---- RECORDED INFORMATION
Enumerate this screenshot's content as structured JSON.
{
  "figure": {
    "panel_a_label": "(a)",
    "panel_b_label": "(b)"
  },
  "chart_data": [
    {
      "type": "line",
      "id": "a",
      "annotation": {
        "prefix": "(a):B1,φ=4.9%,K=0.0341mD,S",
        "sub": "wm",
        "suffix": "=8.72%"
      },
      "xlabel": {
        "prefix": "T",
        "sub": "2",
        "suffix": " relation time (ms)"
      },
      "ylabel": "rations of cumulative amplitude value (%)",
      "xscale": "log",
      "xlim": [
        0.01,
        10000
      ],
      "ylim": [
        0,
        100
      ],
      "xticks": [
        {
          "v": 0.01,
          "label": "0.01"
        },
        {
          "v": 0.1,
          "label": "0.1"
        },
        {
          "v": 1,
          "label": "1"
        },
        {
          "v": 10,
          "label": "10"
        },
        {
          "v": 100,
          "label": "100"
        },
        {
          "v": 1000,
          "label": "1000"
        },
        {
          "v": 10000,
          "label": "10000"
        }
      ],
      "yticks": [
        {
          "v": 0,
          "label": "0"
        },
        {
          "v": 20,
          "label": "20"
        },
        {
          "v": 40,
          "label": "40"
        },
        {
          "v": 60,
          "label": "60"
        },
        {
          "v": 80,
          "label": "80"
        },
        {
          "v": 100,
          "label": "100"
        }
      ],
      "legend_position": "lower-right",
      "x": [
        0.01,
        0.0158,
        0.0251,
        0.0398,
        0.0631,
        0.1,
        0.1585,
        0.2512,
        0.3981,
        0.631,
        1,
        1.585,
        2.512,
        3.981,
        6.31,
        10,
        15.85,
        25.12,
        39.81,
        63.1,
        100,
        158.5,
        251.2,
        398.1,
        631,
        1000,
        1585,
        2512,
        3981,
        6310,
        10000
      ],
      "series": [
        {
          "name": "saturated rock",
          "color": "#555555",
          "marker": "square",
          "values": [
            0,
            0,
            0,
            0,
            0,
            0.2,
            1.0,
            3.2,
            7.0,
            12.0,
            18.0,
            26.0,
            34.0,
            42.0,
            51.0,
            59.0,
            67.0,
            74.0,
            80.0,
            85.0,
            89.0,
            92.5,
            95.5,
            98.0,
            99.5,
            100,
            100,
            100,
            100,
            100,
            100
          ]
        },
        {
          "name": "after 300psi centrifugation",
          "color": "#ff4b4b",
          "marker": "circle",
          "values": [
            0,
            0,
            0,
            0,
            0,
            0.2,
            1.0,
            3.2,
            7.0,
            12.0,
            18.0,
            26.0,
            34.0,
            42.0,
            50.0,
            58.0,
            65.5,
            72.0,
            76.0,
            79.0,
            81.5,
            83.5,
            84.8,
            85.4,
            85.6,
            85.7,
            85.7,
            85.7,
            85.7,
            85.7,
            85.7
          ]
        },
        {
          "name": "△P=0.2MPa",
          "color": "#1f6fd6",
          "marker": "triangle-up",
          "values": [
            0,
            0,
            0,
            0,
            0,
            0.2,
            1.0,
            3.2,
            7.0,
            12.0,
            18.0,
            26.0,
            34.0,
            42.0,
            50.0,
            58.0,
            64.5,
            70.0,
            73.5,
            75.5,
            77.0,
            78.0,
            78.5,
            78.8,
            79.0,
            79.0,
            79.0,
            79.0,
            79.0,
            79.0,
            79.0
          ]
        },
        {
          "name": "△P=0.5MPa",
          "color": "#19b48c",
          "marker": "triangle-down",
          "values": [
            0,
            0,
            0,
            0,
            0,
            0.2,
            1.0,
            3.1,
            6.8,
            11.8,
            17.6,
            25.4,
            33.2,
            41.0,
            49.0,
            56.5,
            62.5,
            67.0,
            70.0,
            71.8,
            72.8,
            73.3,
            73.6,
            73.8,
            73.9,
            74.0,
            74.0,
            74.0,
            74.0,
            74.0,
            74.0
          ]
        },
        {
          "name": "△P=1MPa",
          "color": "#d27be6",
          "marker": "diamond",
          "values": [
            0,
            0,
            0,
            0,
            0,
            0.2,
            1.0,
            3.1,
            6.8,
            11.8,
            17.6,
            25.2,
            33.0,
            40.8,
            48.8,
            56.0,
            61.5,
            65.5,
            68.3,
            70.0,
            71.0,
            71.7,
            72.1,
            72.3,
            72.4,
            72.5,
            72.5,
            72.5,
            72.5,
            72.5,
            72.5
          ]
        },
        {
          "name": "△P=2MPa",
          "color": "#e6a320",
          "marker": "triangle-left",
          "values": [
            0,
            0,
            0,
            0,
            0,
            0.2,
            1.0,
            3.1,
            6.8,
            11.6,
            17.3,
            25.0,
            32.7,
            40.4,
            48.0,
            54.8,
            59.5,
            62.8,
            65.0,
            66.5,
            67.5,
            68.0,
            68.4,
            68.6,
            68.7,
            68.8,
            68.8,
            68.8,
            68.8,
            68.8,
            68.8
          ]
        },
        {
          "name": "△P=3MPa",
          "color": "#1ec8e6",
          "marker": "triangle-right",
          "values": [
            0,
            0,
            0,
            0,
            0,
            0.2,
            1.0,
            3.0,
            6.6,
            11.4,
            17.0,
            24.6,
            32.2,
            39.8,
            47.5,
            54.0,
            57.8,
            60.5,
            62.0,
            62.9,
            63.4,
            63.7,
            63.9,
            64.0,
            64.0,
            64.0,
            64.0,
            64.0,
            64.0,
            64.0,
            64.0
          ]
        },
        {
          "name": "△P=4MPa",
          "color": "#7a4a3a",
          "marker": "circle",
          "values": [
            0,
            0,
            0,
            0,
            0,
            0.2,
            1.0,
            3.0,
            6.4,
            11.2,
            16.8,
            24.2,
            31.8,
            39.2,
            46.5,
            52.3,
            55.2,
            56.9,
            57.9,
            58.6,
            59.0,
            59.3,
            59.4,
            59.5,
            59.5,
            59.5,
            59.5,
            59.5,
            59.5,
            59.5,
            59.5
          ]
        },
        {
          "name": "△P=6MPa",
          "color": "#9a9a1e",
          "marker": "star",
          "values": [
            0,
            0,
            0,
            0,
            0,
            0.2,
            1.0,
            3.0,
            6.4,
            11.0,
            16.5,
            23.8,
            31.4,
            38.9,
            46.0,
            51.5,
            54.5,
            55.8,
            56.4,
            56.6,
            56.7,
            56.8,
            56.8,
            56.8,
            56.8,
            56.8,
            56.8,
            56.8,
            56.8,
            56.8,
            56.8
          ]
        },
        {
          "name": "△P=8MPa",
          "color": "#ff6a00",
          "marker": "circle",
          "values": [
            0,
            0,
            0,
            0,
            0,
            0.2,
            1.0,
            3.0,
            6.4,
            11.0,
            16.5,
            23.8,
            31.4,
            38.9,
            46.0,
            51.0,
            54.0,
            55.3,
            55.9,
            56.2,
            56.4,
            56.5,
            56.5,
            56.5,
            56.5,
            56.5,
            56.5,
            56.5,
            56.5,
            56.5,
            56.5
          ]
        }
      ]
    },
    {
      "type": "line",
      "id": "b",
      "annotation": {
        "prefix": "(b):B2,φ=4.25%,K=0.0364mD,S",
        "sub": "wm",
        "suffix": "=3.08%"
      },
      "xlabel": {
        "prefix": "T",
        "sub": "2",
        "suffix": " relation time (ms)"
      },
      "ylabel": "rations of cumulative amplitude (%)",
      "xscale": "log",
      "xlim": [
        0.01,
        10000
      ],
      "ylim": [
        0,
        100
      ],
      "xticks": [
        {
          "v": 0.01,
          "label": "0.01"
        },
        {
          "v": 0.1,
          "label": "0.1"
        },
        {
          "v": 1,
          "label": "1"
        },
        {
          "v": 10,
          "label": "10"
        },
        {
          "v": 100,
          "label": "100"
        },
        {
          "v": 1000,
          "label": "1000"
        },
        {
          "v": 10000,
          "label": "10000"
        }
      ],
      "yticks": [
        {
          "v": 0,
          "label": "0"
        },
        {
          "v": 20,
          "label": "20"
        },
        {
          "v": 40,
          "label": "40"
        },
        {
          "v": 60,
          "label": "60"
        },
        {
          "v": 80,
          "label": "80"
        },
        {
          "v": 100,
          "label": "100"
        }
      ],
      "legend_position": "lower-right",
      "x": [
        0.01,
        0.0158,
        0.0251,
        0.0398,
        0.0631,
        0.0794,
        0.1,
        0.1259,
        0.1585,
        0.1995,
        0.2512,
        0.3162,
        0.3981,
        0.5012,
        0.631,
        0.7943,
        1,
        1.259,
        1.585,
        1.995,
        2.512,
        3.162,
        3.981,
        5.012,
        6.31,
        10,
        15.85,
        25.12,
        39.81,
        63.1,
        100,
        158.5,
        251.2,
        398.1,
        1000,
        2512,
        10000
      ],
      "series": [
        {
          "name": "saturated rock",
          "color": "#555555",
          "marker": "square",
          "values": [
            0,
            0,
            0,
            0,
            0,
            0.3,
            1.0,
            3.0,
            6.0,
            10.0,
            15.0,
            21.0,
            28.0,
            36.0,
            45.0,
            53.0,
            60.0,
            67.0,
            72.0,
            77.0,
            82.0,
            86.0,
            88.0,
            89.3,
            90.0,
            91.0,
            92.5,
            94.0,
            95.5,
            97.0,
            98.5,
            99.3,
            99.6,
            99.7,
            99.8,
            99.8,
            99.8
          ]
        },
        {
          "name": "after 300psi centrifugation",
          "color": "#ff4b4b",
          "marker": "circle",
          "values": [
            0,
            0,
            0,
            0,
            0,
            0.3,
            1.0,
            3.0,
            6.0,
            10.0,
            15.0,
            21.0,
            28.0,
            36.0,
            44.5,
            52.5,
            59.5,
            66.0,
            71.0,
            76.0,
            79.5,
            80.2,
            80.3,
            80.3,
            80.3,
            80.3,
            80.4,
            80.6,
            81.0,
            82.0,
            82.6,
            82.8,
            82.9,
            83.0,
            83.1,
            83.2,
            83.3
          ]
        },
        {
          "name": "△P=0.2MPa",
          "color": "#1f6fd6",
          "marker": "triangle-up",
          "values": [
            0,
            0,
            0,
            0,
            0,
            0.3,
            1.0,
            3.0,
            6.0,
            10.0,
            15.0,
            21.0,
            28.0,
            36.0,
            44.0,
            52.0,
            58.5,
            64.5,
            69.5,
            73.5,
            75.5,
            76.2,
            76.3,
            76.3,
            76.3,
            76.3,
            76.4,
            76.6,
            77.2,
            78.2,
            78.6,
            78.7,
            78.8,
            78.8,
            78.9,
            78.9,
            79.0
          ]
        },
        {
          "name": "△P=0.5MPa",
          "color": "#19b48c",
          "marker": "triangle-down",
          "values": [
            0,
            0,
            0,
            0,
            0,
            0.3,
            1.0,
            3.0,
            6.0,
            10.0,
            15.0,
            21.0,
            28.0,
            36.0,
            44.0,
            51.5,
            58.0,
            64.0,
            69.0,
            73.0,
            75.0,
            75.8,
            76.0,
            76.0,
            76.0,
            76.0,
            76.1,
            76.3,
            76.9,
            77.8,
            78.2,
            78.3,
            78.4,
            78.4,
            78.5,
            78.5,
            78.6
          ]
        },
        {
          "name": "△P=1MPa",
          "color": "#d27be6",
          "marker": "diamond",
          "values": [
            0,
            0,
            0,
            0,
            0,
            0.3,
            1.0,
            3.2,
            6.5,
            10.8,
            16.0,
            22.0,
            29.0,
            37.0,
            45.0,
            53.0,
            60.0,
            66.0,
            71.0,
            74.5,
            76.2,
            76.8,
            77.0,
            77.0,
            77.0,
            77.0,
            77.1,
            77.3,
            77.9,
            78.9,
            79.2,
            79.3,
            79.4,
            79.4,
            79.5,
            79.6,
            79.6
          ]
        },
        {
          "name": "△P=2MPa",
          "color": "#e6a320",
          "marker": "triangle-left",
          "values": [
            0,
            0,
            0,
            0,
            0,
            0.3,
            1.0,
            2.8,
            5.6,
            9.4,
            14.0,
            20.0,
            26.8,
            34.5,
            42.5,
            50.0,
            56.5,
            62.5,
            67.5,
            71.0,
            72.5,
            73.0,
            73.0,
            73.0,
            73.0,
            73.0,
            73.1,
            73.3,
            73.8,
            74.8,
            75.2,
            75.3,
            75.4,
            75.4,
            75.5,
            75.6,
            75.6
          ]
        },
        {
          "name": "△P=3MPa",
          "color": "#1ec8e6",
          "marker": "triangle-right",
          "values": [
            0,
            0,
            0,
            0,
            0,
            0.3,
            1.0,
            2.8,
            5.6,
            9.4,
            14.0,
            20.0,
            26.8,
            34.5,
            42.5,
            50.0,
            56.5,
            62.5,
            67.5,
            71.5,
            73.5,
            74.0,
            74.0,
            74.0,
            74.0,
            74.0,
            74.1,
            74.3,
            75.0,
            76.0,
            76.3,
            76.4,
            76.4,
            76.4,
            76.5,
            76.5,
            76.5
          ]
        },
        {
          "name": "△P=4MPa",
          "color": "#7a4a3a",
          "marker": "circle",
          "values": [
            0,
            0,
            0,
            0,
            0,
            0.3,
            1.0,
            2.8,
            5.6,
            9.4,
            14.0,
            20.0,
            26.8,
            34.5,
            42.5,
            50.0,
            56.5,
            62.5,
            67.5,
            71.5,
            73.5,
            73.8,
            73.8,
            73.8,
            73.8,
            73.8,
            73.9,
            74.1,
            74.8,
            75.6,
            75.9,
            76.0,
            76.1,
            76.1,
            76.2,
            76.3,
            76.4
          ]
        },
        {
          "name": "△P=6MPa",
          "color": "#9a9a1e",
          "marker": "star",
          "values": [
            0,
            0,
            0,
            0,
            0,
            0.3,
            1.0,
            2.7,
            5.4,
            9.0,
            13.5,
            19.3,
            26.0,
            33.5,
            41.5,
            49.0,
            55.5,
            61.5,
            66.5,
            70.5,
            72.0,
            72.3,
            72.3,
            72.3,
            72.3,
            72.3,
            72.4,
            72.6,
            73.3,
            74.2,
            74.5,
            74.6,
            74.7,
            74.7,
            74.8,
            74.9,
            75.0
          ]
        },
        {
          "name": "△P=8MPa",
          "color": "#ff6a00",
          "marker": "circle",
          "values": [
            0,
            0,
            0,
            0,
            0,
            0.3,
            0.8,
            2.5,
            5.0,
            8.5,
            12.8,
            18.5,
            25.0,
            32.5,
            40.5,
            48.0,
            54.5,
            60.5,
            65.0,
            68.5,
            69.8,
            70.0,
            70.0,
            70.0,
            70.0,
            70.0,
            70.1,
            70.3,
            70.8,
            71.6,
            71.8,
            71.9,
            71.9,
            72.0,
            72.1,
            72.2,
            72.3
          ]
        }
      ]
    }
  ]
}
--------
EXERCISE TASK:
Isolate the lines above that contain the word "suffix" and copy them.

OUTPUT FOR THIS EXERCISE:
        "suffix": "=8.72%"
        "suffix": " relation time (ms)"
        "suffix": "=3.08%"
        "suffix": " relation time (ms)"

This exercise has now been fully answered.